OBJECTIVE - From the entries below, count the lines with "buttons". Write only the count.

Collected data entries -

● ● ● ● ●

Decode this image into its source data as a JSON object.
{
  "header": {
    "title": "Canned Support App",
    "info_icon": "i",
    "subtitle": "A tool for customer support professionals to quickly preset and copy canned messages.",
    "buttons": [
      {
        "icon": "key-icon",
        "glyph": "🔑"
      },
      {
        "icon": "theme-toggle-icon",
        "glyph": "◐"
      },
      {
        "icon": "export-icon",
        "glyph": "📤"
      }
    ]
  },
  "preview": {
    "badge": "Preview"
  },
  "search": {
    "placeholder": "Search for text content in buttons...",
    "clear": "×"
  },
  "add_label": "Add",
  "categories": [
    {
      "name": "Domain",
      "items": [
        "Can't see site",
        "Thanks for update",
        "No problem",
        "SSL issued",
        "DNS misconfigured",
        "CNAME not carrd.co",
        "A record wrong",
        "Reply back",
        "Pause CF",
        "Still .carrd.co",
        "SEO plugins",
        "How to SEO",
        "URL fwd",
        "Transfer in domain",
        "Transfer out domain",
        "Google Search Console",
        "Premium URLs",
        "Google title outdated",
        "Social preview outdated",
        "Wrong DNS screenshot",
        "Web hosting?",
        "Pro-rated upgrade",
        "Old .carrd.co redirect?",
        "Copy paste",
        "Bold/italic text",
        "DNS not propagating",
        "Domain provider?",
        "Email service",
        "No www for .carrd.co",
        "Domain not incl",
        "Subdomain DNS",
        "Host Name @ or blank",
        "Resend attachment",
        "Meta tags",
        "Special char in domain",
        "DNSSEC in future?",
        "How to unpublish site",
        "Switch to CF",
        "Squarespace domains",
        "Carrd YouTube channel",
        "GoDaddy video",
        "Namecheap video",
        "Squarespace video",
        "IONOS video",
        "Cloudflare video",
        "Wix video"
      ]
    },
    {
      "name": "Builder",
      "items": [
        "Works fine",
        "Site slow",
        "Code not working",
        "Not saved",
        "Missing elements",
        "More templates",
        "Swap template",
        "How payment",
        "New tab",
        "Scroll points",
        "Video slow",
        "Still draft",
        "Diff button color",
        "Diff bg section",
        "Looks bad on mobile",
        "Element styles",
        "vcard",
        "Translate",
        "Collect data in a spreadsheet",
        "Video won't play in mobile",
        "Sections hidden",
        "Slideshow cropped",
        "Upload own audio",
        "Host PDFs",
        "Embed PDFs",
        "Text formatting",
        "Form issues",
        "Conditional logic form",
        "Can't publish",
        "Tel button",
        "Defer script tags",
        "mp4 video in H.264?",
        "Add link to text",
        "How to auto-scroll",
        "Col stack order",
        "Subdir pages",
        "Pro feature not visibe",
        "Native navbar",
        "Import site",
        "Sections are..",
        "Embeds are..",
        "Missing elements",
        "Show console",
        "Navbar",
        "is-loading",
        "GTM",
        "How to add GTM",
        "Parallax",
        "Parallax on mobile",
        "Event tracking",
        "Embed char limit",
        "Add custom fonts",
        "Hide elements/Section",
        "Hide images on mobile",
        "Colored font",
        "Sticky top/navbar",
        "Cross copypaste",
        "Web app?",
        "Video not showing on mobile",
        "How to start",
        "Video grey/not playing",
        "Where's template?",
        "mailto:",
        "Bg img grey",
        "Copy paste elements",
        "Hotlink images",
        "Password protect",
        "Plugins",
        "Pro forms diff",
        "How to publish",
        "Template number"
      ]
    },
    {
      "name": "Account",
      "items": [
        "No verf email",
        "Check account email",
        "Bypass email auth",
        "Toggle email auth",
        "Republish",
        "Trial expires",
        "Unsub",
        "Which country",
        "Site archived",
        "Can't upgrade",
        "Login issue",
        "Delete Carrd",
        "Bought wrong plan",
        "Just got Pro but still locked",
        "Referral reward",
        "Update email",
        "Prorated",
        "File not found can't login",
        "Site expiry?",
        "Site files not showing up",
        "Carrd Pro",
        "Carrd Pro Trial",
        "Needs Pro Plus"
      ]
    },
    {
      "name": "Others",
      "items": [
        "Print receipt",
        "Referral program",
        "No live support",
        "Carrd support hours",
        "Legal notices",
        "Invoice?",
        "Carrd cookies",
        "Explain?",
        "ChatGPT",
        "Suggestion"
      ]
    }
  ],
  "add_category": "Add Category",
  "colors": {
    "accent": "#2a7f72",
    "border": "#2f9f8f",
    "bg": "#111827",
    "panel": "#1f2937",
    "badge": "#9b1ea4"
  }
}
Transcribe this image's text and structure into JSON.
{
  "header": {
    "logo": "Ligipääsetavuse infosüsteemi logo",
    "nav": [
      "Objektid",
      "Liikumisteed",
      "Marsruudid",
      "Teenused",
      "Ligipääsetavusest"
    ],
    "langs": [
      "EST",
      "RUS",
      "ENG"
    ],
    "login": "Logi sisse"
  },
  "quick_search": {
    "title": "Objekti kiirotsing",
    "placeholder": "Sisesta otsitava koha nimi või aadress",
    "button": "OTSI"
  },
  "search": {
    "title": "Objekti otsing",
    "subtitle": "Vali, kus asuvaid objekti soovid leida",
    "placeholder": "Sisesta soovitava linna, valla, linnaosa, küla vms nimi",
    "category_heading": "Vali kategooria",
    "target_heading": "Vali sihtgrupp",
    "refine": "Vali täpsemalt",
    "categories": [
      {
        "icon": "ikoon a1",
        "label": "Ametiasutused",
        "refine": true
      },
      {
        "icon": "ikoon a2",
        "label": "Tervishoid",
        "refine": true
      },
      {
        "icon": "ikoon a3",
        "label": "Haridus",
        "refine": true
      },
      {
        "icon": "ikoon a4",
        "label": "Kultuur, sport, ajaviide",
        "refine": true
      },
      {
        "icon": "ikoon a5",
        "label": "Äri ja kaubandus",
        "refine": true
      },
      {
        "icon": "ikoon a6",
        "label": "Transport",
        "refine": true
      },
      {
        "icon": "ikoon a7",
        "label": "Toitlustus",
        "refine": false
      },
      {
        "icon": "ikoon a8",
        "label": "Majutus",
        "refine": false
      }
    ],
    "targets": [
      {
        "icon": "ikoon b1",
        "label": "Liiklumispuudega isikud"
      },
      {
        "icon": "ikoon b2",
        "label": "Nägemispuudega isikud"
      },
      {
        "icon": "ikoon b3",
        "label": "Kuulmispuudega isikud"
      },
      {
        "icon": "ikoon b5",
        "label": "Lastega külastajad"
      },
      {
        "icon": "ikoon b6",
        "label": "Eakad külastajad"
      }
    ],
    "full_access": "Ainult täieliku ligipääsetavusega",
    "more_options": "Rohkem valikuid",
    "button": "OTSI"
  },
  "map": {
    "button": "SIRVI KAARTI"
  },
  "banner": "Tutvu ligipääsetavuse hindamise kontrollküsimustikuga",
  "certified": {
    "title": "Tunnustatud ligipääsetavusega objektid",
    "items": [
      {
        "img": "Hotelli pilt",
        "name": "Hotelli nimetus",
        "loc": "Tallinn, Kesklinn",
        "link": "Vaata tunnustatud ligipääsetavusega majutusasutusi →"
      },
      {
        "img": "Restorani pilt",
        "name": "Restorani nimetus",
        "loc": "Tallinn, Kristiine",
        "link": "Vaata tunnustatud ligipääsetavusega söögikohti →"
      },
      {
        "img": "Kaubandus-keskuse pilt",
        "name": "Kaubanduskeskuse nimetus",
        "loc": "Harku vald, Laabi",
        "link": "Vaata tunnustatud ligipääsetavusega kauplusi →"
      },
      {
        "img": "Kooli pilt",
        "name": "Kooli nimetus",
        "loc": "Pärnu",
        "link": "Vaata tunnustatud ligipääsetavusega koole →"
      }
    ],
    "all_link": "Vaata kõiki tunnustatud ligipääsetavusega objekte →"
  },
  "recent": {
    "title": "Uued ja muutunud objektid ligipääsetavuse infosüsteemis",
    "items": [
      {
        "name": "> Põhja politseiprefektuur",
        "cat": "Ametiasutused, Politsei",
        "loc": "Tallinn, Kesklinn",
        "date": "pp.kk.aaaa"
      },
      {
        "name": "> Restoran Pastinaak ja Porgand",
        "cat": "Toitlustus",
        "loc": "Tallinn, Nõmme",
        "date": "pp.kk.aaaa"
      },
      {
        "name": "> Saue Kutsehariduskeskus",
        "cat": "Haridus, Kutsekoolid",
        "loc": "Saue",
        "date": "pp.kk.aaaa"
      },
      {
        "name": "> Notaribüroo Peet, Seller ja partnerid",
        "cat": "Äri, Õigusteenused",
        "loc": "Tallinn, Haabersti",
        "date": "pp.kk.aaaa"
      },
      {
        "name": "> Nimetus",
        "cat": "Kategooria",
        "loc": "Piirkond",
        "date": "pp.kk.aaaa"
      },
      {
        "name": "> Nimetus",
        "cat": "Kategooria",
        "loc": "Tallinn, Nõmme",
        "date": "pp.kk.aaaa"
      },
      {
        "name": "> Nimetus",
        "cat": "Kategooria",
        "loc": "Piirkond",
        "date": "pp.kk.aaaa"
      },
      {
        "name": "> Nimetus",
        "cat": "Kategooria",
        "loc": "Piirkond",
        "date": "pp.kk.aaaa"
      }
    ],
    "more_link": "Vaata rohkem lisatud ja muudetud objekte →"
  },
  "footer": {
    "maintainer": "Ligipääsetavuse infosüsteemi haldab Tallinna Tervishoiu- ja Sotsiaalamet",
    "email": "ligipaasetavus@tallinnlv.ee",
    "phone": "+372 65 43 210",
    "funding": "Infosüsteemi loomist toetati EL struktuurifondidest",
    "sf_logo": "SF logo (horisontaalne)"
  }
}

● ● ● ● ●

COMPLETED TASK - 2